> EXERCISE GOAL
Count lines, not occurrences: report how many lines in the records hold the string "mean", and nothing else.

> RECORDED INFORMATION
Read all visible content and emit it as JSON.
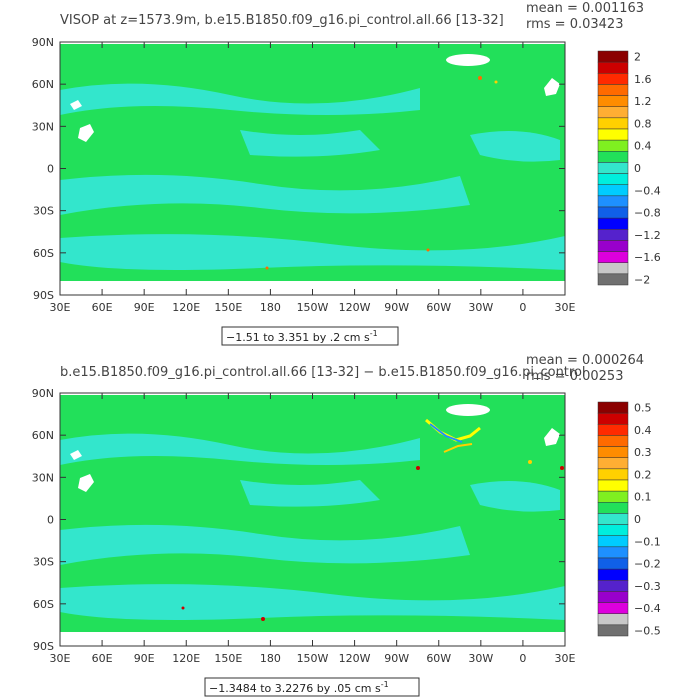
{
  "colors": {
    "land": "#ffffff",
    "zero": "#22e05a",
    "neg_small": "#33e6cc",
    "ice": "#ffffff"
  },
  "chart_data": [
    {
      "type": "heatmap",
      "title": "VISOP at z=1573.9m, b.e15.B1850.f09_g16.pi_control.all.66 [13-32]",
      "stats": {
        "mean": "mean = 0.001163",
        "rms": "rms = 0.03423"
      },
      "xticks": [
        "30E",
        "60E",
        "90E",
        "120E",
        "150E",
        "180",
        "150W",
        "120W",
        "90W",
        "60W",
        "30W",
        "0",
        "30E"
      ],
      "yticks": [
        "90N",
        "60N",
        "30N",
        "0",
        "30S",
        "60S",
        "90S"
      ],
      "xlim": [
        30,
        390
      ],
      "ylim": [
        -90,
        90
      ],
      "range_label": "−1.51 to 3.351 by .2 cm s",
      "range_sup": "-1",
      "colorbar": {
        "labels": [
          "2",
          "1.6",
          "1.2",
          "0.8",
          "0.4",
          "0",
          "−0.4",
          "−0.8",
          "−1.2",
          "−1.6",
          "−2"
        ],
        "colors": [
          "#8b0000",
          "#cc0000",
          "#ff2a00",
          "#ff6a00",
          "#ff8c00",
          "#ffae33",
          "#ffd000",
          "#ffff00",
          "#7ff020",
          "#22e05a",
          "#33e6cc",
          "#00eedd",
          "#00ccff",
          "#1e90ff",
          "#1060e8",
          "#0000ff",
          "#5522cc",
          "#9900cc",
          "#dd00dd",
          "#c8c8c8",
          "#707070"
        ]
      }
    },
    {
      "type": "heatmap",
      "title": "b.e15.B1850.f09_g16.pi_control.all.66 [13-32] − b.e15.B1850.f09_g16.pi_control",
      "stats": {
        "mean": "mean = 0.000264",
        "rms": "rms = 0.00253"
      },
      "xticks": [
        "30E",
        "60E",
        "90E",
        "120E",
        "150E",
        "180",
        "150W",
        "120W",
        "90W",
        "60W",
        "30W",
        "0",
        "30E"
      ],
      "yticks": [
        "90N",
        "60N",
        "30N",
        "0",
        "30S",
        "60S",
        "90S"
      ],
      "xlim": [
        30,
        390
      ],
      "ylim": [
        -90,
        90
      ],
      "range_label": "−1.3484 to 3.2276 by .05 cm s",
      "range_sup": "-1",
      "colorbar": {
        "labels": [
          "0.5",
          "0.4",
          "0.3",
          "0.2",
          "0.1",
          "0",
          "−0.1",
          "−0.2",
          "−0.3",
          "−0.4",
          "−0.5"
        ],
        "colors": [
          "#8b0000",
          "#cc0000",
          "#ff2a00",
          "#ff6a00",
          "#ff8c00",
          "#ffae33",
          "#ffd000",
          "#ffff00",
          "#7ff020",
          "#22e05a",
          "#33e6cc",
          "#00eedd",
          "#00ccff",
          "#1e90ff",
          "#1060e8",
          "#0000ff",
          "#5522cc",
          "#9900cc",
          "#dd00dd",
          "#c8c8c8",
          "#707070"
        ]
      }
    }
  ]
}
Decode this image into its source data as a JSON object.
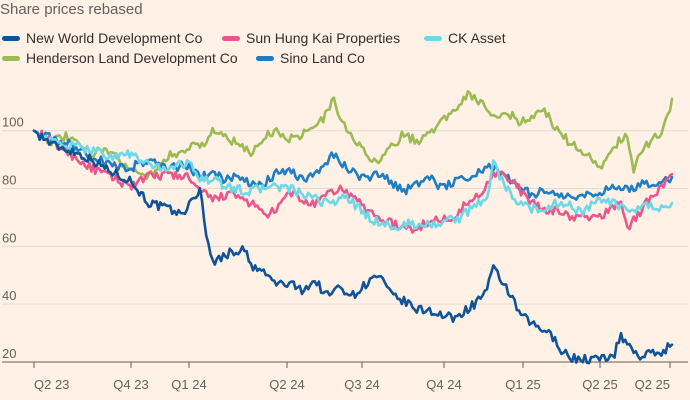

> THE RESPONSE
2